● Task to carry out: Please copy every line of the records below that holds the word "Briefe".

Data entries:
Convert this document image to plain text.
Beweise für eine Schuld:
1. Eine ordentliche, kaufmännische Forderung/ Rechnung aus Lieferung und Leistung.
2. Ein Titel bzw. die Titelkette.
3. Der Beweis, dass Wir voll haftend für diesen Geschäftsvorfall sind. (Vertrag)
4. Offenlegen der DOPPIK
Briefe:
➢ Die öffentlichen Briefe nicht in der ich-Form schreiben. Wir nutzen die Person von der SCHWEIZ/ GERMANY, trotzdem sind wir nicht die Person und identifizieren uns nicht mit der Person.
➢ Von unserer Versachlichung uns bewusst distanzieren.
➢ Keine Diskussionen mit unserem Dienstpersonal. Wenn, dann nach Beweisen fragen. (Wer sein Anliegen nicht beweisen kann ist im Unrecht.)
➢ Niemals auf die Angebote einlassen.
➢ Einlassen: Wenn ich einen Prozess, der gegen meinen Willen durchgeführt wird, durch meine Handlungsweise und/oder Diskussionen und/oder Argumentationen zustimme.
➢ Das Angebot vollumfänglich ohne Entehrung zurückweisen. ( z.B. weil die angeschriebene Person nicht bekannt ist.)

● Answer to this task:
Briefe:
➢ Die öffentlichen Briefe nicht in der ich-Form schreiben. Wir nutzen die Person von der SCHWEIZ/ GERMANY, trotzdem sind wir nicht die Person und identifizieren uns nicht mit der Person.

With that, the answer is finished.